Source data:
- - -

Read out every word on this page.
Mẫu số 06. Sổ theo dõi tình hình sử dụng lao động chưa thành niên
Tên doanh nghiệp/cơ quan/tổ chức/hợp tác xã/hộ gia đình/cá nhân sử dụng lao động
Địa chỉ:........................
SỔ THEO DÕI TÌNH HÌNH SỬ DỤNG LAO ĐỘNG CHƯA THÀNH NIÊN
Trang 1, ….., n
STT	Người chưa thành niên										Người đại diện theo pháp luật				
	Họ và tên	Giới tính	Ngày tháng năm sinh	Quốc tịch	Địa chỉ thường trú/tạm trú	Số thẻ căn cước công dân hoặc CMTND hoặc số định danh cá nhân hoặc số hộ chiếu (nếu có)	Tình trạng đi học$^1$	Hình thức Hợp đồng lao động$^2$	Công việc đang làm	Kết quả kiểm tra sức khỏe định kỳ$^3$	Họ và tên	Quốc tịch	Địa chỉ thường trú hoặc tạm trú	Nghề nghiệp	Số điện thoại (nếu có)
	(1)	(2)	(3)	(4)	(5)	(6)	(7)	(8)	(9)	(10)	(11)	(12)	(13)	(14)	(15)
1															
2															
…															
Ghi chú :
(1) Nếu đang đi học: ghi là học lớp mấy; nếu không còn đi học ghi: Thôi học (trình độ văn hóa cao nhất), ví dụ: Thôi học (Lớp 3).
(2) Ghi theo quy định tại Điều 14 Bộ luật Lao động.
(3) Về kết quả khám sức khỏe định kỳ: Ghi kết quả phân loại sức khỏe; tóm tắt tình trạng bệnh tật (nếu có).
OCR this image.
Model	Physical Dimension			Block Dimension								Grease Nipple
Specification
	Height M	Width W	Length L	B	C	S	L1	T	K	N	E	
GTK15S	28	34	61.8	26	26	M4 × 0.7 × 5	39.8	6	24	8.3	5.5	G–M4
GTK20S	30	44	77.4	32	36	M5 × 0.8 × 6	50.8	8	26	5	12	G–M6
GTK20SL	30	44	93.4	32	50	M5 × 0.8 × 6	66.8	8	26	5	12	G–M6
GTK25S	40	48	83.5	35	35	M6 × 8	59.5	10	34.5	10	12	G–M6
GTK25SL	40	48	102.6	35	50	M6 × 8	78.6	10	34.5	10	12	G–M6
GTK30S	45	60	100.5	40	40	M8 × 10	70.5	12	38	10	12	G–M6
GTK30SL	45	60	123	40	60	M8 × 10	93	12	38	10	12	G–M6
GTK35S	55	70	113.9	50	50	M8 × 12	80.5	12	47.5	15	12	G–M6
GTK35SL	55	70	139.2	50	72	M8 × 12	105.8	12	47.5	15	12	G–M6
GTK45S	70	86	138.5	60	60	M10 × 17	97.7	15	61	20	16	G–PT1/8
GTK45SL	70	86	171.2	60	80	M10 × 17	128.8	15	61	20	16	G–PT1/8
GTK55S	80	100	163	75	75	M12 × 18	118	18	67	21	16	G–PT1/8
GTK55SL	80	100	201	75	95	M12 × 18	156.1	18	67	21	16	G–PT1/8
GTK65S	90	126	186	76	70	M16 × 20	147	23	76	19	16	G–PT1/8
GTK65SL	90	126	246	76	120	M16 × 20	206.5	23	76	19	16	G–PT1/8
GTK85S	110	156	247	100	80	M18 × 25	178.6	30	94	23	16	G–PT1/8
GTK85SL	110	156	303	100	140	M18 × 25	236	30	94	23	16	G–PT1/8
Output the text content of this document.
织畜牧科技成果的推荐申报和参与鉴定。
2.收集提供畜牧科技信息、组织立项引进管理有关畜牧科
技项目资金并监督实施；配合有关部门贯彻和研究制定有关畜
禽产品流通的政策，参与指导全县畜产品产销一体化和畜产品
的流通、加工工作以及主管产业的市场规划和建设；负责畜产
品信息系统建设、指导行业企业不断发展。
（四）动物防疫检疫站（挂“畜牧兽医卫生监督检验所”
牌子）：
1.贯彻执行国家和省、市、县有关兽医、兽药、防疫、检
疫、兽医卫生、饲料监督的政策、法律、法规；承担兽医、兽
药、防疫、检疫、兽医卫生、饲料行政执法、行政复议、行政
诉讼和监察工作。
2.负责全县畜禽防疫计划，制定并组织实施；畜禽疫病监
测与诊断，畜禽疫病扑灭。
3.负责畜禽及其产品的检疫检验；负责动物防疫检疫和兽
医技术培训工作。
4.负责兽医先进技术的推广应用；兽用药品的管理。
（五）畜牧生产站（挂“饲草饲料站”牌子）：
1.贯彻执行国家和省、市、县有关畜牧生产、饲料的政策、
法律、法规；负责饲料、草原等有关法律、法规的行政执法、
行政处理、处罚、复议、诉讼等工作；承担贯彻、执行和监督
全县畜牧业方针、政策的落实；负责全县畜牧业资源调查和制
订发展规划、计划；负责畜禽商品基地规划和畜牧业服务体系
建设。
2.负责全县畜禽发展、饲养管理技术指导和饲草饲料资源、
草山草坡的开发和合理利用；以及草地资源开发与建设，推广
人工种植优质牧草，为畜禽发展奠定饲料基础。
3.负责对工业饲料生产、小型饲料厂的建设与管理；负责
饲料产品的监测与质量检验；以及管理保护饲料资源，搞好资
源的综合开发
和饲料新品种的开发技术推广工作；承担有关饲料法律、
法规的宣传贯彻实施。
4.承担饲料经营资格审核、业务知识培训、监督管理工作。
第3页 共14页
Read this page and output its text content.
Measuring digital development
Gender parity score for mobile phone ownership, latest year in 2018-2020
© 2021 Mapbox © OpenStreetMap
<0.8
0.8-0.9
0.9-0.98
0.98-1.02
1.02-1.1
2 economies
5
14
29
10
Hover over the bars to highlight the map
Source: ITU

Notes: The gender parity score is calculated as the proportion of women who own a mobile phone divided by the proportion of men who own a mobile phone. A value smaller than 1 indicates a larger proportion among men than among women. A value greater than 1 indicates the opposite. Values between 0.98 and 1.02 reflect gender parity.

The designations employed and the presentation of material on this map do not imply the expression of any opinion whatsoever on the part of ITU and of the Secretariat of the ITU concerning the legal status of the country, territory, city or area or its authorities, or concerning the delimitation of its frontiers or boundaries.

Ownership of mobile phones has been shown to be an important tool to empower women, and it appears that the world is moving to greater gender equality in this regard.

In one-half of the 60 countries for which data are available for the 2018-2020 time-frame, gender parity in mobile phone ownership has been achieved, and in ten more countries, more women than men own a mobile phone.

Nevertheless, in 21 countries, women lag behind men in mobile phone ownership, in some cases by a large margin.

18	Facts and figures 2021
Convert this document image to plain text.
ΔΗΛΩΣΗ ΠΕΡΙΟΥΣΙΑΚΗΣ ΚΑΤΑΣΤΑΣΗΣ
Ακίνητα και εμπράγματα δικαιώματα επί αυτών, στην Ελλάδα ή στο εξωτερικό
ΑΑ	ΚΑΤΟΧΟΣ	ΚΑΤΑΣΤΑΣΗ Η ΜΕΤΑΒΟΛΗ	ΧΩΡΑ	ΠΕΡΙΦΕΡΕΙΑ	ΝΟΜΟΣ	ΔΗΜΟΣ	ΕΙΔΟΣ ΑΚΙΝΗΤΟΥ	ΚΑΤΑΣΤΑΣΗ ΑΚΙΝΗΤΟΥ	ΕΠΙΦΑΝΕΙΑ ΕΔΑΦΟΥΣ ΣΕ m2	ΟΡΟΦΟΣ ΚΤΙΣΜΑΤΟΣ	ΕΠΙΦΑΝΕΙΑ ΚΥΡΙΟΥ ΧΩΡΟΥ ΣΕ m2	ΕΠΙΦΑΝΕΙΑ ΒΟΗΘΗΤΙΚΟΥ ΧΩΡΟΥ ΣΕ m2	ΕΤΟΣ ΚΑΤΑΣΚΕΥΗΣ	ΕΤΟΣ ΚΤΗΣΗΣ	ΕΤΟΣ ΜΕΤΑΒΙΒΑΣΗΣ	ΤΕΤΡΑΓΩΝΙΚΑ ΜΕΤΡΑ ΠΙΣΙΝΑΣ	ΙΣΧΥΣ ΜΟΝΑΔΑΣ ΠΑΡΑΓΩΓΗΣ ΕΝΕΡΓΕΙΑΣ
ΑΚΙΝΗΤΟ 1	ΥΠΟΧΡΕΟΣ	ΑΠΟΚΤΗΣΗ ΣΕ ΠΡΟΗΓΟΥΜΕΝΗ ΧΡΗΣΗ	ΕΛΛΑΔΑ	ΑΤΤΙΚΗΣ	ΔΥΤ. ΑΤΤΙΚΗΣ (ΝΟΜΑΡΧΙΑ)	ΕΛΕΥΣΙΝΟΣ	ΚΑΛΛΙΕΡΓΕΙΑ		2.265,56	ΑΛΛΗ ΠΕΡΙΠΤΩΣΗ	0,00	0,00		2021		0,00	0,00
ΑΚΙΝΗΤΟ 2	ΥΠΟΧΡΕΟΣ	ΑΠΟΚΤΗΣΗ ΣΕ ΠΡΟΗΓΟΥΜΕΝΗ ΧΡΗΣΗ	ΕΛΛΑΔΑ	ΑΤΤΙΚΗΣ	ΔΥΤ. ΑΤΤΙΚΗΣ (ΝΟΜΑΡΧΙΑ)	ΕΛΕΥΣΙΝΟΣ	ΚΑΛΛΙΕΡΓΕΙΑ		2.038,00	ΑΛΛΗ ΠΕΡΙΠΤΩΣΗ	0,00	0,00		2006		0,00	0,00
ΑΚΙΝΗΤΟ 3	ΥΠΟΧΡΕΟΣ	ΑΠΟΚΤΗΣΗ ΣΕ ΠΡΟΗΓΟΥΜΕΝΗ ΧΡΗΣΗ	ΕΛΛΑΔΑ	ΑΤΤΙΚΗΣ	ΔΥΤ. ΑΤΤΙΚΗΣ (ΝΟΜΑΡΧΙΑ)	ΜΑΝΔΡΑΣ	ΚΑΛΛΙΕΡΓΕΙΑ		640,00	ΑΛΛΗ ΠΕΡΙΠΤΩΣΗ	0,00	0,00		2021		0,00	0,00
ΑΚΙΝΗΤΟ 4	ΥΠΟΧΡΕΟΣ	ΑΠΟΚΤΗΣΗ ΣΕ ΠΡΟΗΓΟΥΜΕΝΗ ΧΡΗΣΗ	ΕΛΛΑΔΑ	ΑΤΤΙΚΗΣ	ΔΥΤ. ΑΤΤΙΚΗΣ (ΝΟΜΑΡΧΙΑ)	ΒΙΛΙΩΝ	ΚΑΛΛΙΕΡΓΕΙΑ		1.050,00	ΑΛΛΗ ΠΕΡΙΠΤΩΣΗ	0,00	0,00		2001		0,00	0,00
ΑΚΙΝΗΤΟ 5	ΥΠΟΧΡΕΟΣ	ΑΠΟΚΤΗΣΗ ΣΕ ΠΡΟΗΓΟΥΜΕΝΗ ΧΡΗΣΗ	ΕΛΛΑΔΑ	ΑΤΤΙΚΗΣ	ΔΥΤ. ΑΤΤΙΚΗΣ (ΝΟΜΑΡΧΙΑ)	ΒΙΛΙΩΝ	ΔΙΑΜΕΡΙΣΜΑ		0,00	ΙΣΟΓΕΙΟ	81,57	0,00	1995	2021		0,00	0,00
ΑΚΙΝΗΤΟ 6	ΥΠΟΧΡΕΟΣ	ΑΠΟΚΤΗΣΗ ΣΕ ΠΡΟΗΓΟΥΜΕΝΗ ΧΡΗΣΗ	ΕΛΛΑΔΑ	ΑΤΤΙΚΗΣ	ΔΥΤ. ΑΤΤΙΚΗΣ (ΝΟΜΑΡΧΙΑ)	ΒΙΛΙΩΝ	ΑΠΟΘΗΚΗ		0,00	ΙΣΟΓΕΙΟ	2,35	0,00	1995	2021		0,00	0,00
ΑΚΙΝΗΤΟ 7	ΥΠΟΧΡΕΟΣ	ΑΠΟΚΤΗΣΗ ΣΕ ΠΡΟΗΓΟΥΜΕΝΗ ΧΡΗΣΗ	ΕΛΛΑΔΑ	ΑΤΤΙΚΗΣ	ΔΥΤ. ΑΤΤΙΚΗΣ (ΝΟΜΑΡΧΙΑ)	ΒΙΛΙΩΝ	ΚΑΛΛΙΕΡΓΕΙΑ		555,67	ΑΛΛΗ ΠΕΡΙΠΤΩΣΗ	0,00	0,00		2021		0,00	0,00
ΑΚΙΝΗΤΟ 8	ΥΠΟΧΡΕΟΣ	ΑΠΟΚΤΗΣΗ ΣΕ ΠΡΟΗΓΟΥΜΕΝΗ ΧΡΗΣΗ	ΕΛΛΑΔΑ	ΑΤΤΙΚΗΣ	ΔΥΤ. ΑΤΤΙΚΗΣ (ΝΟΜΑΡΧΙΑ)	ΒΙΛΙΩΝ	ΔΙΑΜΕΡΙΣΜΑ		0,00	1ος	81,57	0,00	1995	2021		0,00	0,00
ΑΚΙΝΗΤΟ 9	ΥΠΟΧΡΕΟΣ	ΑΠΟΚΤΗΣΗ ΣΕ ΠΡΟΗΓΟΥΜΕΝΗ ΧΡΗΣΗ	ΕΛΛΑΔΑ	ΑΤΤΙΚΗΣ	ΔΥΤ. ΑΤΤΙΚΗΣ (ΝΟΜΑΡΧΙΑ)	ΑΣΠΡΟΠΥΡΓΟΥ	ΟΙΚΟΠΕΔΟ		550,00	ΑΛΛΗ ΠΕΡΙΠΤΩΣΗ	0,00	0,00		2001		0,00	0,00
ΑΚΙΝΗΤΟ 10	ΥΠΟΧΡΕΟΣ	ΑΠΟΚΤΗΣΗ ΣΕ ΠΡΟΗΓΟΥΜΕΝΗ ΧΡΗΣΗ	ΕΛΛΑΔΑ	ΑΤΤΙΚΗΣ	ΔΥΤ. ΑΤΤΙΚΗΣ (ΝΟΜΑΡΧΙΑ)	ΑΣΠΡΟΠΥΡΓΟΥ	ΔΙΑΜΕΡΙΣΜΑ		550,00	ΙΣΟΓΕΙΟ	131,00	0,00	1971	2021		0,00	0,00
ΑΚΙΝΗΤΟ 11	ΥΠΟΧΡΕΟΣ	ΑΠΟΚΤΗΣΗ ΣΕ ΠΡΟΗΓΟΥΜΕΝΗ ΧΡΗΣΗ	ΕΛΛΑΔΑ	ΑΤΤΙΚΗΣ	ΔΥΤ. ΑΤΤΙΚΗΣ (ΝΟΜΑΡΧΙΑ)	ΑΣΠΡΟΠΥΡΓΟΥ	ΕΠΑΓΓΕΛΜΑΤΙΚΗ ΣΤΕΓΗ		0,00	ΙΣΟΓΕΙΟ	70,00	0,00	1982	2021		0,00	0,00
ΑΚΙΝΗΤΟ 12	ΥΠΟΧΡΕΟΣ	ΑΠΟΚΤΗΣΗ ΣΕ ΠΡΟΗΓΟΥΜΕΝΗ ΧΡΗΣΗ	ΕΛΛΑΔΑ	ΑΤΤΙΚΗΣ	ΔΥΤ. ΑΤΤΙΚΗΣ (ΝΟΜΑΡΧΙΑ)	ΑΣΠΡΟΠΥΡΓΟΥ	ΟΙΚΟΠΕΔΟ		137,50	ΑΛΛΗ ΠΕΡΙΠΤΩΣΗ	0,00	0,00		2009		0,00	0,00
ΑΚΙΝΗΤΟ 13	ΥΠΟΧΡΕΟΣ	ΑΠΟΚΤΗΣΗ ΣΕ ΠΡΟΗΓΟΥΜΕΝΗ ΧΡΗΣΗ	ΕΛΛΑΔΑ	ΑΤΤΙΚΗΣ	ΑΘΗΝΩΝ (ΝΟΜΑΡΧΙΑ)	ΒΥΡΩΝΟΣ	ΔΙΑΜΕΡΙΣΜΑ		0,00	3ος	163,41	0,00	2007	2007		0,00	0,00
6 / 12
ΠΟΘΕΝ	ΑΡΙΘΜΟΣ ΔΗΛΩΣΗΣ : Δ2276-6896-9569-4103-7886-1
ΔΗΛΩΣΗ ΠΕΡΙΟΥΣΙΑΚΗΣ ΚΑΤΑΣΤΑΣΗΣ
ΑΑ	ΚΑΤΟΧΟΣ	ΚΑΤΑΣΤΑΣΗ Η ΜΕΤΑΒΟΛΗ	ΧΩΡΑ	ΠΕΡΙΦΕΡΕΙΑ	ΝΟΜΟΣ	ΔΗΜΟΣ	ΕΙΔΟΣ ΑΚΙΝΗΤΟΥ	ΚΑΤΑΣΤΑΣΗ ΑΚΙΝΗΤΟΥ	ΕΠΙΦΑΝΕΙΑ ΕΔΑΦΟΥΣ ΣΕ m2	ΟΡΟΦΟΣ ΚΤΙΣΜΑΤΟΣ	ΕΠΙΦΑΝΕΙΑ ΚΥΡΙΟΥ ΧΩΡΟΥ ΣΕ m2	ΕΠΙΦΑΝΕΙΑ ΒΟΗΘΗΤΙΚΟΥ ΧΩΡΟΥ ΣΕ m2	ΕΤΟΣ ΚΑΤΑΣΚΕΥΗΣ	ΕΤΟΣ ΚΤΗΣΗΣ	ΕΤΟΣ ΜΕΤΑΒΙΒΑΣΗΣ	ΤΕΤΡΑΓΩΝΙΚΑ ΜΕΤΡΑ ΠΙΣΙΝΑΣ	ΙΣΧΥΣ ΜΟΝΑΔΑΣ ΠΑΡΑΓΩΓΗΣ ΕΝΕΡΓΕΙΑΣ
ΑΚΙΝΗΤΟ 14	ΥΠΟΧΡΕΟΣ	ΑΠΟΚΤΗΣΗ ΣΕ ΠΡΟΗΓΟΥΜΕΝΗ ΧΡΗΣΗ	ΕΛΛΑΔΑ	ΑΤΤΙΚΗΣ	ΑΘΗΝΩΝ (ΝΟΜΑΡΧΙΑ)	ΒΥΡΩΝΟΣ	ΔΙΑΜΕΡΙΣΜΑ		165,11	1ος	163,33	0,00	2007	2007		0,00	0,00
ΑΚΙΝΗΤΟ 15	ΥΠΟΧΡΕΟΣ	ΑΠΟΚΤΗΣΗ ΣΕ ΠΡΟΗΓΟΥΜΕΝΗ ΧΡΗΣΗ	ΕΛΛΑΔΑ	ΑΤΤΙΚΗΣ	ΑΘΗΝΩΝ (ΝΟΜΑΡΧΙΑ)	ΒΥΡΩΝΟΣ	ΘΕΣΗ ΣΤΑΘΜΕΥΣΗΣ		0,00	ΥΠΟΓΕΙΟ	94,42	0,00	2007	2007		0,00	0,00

- - -

> **Stated problem**: Only the count is wanted: report how many lines of the material above hold the word "this".

> **Final result**: 7